**Problem to work on**
Your task is to repeat the entries exactly. Leave the pictures out.

* Start Data shown *

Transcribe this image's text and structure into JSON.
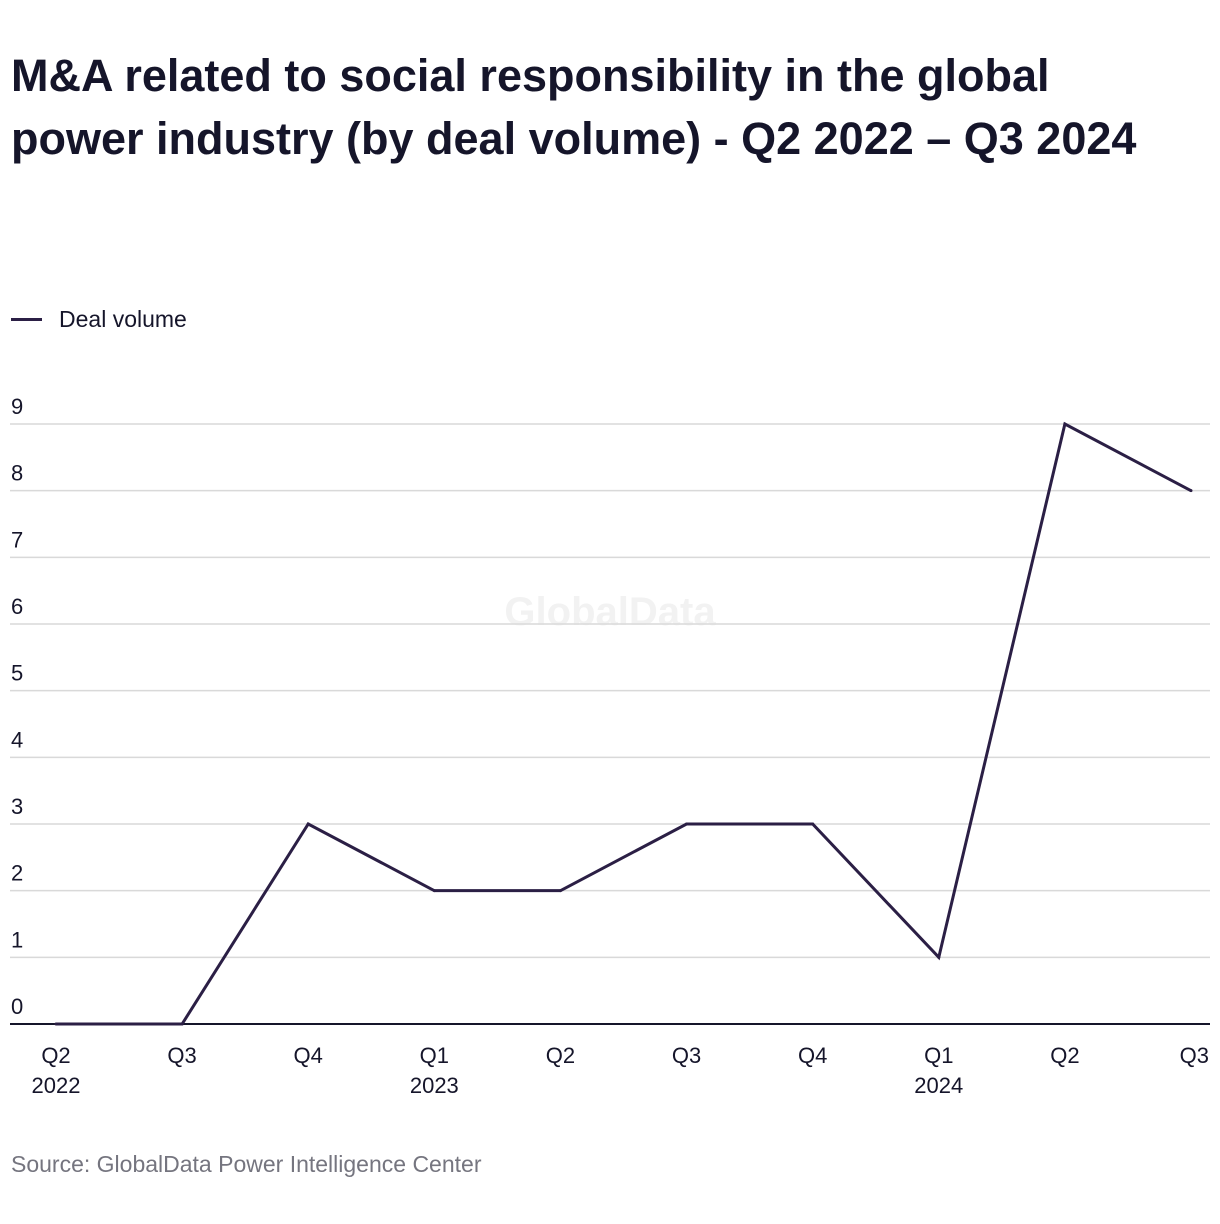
{
  "chart_data": {
    "type": "line",
    "title": "M&A related to social responsibility in the global power industry (by deal volume) - Q2 2022 – Q3 2024",
    "categories": [
      {
        "quarter": "Q2",
        "year": "2022"
      },
      {
        "quarter": "Q3",
        "year": ""
      },
      {
        "quarter": "Q4",
        "year": ""
      },
      {
        "quarter": "Q1",
        "year": "2023"
      },
      {
        "quarter": "Q2",
        "year": ""
      },
      {
        "quarter": "Q3",
        "year": ""
      },
      {
        "quarter": "Q4",
        "year": ""
      },
      {
        "quarter": "Q1",
        "year": "2024"
      },
      {
        "quarter": "Q2",
        "year": ""
      },
      {
        "quarter": "Q3",
        "year": ""
      }
    ],
    "series": [
      {
        "name": "Deal volume",
        "values": [
          0,
          0,
          3,
          2,
          2,
          3,
          3,
          1,
          9,
          8
        ],
        "color": "#2b1f45"
      }
    ],
    "ylim": [
      0,
      9
    ],
    "yticks": [
      0,
      1,
      2,
      3,
      4,
      5,
      6,
      7,
      8,
      9
    ],
    "grid": true,
    "legend_position": "top-left",
    "xlabel": "",
    "ylabel": "",
    "source": "Source: GlobalData Power Intelligence Center",
    "watermark": "GlobalData"
  }
}
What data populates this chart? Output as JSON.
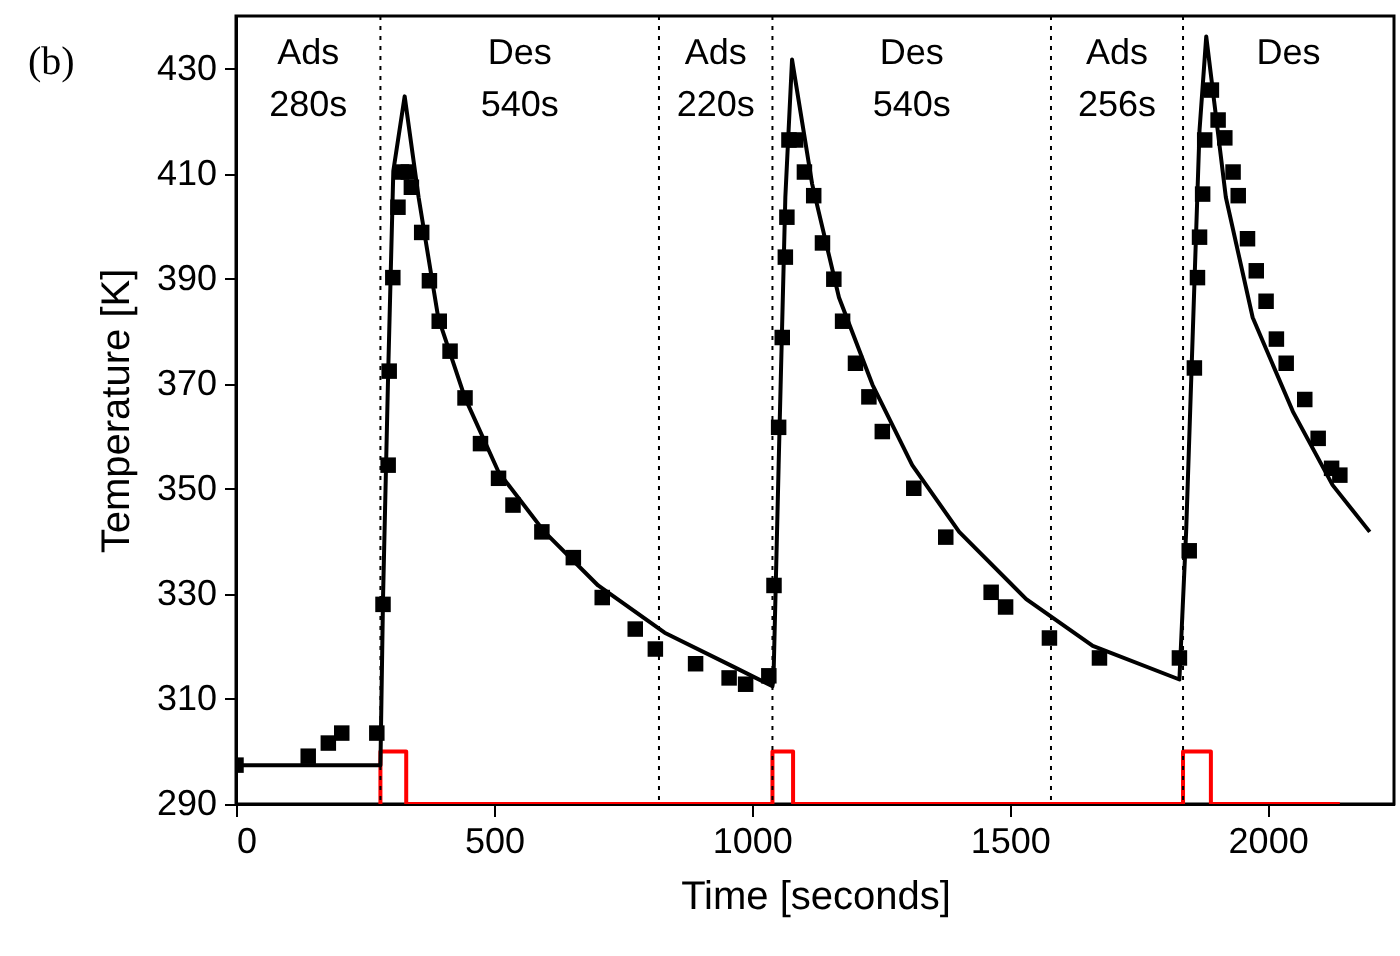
{
  "chart_data": {
    "type": "line",
    "xlabel": "Time [seconds]",
    "ylabel": "Temperature [K]",
    "xlim": [
      0,
      2245
    ],
    "ylim": [
      290,
      440
    ],
    "xticks": [
      0,
      500,
      1000,
      1500,
      2000
    ],
    "yticks": [
      290,
      310,
      330,
      350,
      370,
      390,
      410,
      430
    ],
    "grid": false,
    "series": [
      {
        "color": "#ff0000",
        "x": [
          280,
          280,
          330,
          330,
          1040,
          1040,
          1080,
          1080,
          1836,
          1836,
          1890,
          1890,
          2140
        ],
        "values": [
          290,
          300,
          300,
          290,
          290,
          300,
          300,
          290,
          290,
          300,
          300,
          290,
          290
        ]
      },
      {
        "color": "#000000",
        "x": [
          0,
          280,
          285,
          295,
          305,
          327,
          354,
          392,
          444,
          509,
          598,
          702,
          831,
          961,
          1040,
          1042,
          1052,
          1065,
          1078,
          1117,
          1169,
          1234,
          1311,
          1402,
          1532,
          1661,
          1829,
          1842,
          1855,
          1868,
          1881,
          1919,
          1971,
          2049,
          2126,
          2198
        ],
        "values": [
          297.4,
          297.4,
          329,
          372,
          410.5,
          424.7,
          405.5,
          382.6,
          367.3,
          353.2,
          341.8,
          331.6,
          322.6,
          316.3,
          312.4,
          313.7,
          354.5,
          405.5,
          431.7,
          408,
          386.4,
          369.8,
          354.5,
          341.8,
          329,
          320.1,
          313.7,
          341.8,
          380,
          418.3,
          436.1,
          405.5,
          382.6,
          364.7,
          350.7,
          341.8
        ]
      },
      {
        "type": "scatter",
        "color": "#000000",
        "marker": "square",
        "x": [
          0,
          140,
          179,
          205,
          273,
          285,
          295,
          297,
          304,
          314,
          321,
          334,
          340,
          360,
          375,
          394,
          415,
          444,
          474,
          509,
          537,
          593,
          654,
          710,
          774,
          813,
          891,
          956,
          988,
          1033,
          1043,
          1052,
          1059,
          1065,
          1068,
          1072,
          1085,
          1102,
          1120,
          1137,
          1159,
          1176,
          1201,
          1227,
          1253,
          1314,
          1376,
          1464,
          1492,
          1577,
          1674,
          1829,
          1848,
          1858,
          1864,
          1868,
          1874,
          1878,
          1891,
          1904,
          1917,
          1933,
          1943,
          1961,
          1978,
          1997,
          2017,
          2036,
          2072,
          2098,
          2124,
          2140
        ],
        "values": [
          297.4,
          299.1,
          301.6,
          303.5,
          303.5,
          328,
          354.5,
          372.4,
          390.2,
          403.6,
          410.3,
          410.3,
          407.4,
          398.8,
          389.6,
          381.9,
          376.2,
          367.3,
          358.6,
          352,
          346.9,
          341.8,
          336.9,
          329.3,
          323.3,
          319.5,
          316.7,
          314,
          312.8,
          314.4,
          331.6,
          361.7,
          378.8,
          394.1,
          401.7,
          416.4,
          416.4,
          410.3,
          405.8,
          396.8,
          389.9,
          381.9,
          373.9,
          367.5,
          360.9,
          350.1,
          340.8,
          330.3,
          327.5,
          321.6,
          317.8,
          317.8,
          338.2,
          373,
          390.2,
          397.9,
          406.1,
          416.4,
          425.9,
          420.2,
          416.8,
          410.3,
          405.8,
          397.6,
          391.5,
          385.7,
          378.5,
          373.9,
          367,
          359.6,
          353.9,
          352.6
        ]
      }
    ],
    "ref_lines": [
      {
        "axis": "x",
        "value": 280,
        "line_style": "dotted",
        "color": "#000000"
      },
      {
        "axis": "x",
        "value": 820,
        "line_style": "dotted",
        "color": "#000000"
      },
      {
        "axis": "x",
        "value": 1040,
        "line_style": "dotted",
        "color": "#000000"
      },
      {
        "axis": "x",
        "value": 1580,
        "line_style": "dotted",
        "color": "#000000"
      },
      {
        "axis": "x",
        "value": 1836,
        "line_style": "dotted",
        "color": "#000000"
      }
    ],
    "annotations": [
      "(b)",
      "Ads\n280s",
      "Des\n540s",
      "Ads\n220s",
      "Des\n540s",
      "Ads\n256s",
      "Des"
    ]
  }
}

* End Data shown *

**Expected output**
Transcribe this image's text and structure into JSON.
{
  "chart_data": {
    "type": "line",
    "title": "M&A related to social responsibility in the global power industry (by deal volume) - Q2 2022 – Q3 2024",
    "categories": [
      {
        "quarter": "Q2",
        "year": "2022"
      },
      {
        "quarter": "Q3",
        "year": ""
      },
      {
        "quarter": "Q4",
        "year": ""
      },
      {
        "quarter": "Q1",
        "year": "2023"
      },
      {
        "quarter": "Q2",
        "year": ""
      },
      {
        "quarter": "Q3",
        "year": ""
      },
      {
        "quarter": "Q4",
        "year": ""
      },
      {
        "quarter": "Q1",
        "year": "2024"
      },
      {
        "quarter": "Q2",
        "year": ""
      },
      {
        "quarter": "Q3",
        "year": ""
      }
    ],
    "series": [
      {
        "name": "Deal volume",
        "values": [
          0,
          0,
          3,
          2,
          2,
          3,
          3,
          1,
          9,
          8
        ],
        "color": "#2b1f45"
      }
    ],
    "ylim": [
      0,
      9
    ],
    "yticks": [
      0,
      1,
      2,
      3,
      4,
      5,
      6,
      7,
      8,
      9
    ],
    "grid": true,
    "legend_position": "top-left",
    "xlabel": "",
    "ylabel": "",
    "source": "Source: GlobalData Power Intelligence Center",
    "watermark": "GlobalData"
  }
}
What data populates this chart? Output as JSON.
{
  "chart_data": {
    "type": "line",
    "xlabel": "Time [seconds]",
    "ylabel": "Temperature [K]",
    "xlim": [
      0,
      2245
    ],
    "ylim": [
      290,
      440
    ],
    "xticks": [
      0,
      500,
      1000,
      1500,
      2000
    ],
    "yticks": [
      290,
      310,
      330,
      350,
      370,
      390,
      410,
      430
    ],
    "grid": false,
    "series": [
      {
        "color": "#ff0000",
        "x": [
          280,
          280,
          330,
          330,
          1040,
          1040,
          1080,
          1080,
          1836,
          1836,
          1890,
          1890,
          2140
        ],
        "values": [
          290,
          300,
          300,
          290,
          290,
          300,
          300,
          290,
          290,
          300,
          300,
          290,
          290
        ]
      },
      {
        "color": "#000000",
        "x": [
          0,
          280,
          285,
          295,
          305,
          327,
          354,
          392,
          444,
          509,
          598,
          702,
          831,
          961,
          1040,
          1042,
          1052,
          1065,
          1078,
          1117,
          1169,
          1234,
          1311,
          1402,
          1532,
          1661,
          1829,
          1842,
          1855,
          1868,
          1881,
          1919,
          1971,
          2049,
          2126,
          2198
        ],
        "values": [
          297.4,
          297.4,
          329,
          372,
          410.5,
          424.7,
          405.5,
          382.6,
          367.3,
          353.2,
          341.8,
          331.6,
          322.6,
          316.3,
          312.4,
          313.7,
          354.5,
          405.5,
          431.7,
          408,
          386.4,
          369.8,
          354.5,
          341.8,
          329,
          320.1,
          313.7,
          341.8,
          380,
          418.3,
          436.1,
          405.5,
          382.6,
          364.7,
          350.7,
          341.8
        ]
      },
      {
        "type": "scatter",
        "color": "#000000",
        "marker": "square",
        "x": [
          0,
          140,
          179,
          205,
          273,
          285,
          295,
          297,
          304,
          314,
          321,
          334,
          340,
          360,
          375,
          394,
          415,
          444,
          474,
          509,
          537,
          593,
          654,
          710,
          774,
          813,
          891,
          956,
          988,
          1033,
          1043,
          1052,
          1059,
          1065,
          1068,
          1072,
          1085,
          1102,
          1120,
          1137,
          1159,
          1176,
          1201,
          1227,
          1253,
          1314,
          1376,
          1464,
          1492,
          1577,
          1674,
          1829,
          1848,
          1858,
          1864,
          1868,
          1874,
          1878,
          1891,
          1904,
          1917,
          1933,
          1943,
          1961,
          1978,
          1997,
          2017,
          2036,
          2072,
          2098,
          2124,
          2140
        ],
        "values": [
          297.4,
          299.1,
          301.6,
          303.5,
          303.5,
          328,
          354.5,
          372.4,
          390.2,
          403.6,
          410.3,
          410.3,
          407.4,
          398.8,
          389.6,
          381.9,
          376.2,
          367.3,
          358.6,
          352,
          346.9,
          341.8,
          336.9,
          329.3,
          323.3,
          319.5,
          316.7,
          314,
          312.8,
          314.4,
          331.6,
          361.7,
          378.8,
          394.1,
          401.7,
          416.4,
          416.4,
          410.3,
          405.8,
          396.8,
          389.9,
          381.9,
          373.9,
          367.5,
          360.9,
          350.1,
          340.8,
          330.3,
          327.5,
          321.6,
          317.8,
          317.8,
          338.2,
          373,
          390.2,
          397.9,
          406.1,
          416.4,
          425.9,
          420.2,
          416.8,
          410.3,
          405.8,
          397.6,
          391.5,
          385.7,
          378.5,
          373.9,
          367,
          359.6,
          353.9,
          352.6
        ]
      }
    ],
    "ref_lines": [
      {
        "axis": "x",
        "value": 280,
        "line_style": "dotted",
        "color": "#000000"
      },
      {
        "axis": "x",
        "value": 820,
        "line_style": "dotted",
        "color": "#000000"
      },
      {
        "axis": "x",
        "value": 1040,
        "line_style": "dotted",
        "color": "#000000"
      },
      {
        "axis": "x",
        "value": 1580,
        "line_style": "dotted",
        "color": "#000000"
      },
      {
        "axis": "x",
        "value": 1836,
        "line_style": "dotted",
        "color": "#000000"
      }
    ],
    "annotations": [
      "(b)",
      "Ads\n280s",
      "Des\n540s",
      "Ads\n220s",
      "Des\n540s",
      "Ads\n256s",
      "Des"
    ]
  }
}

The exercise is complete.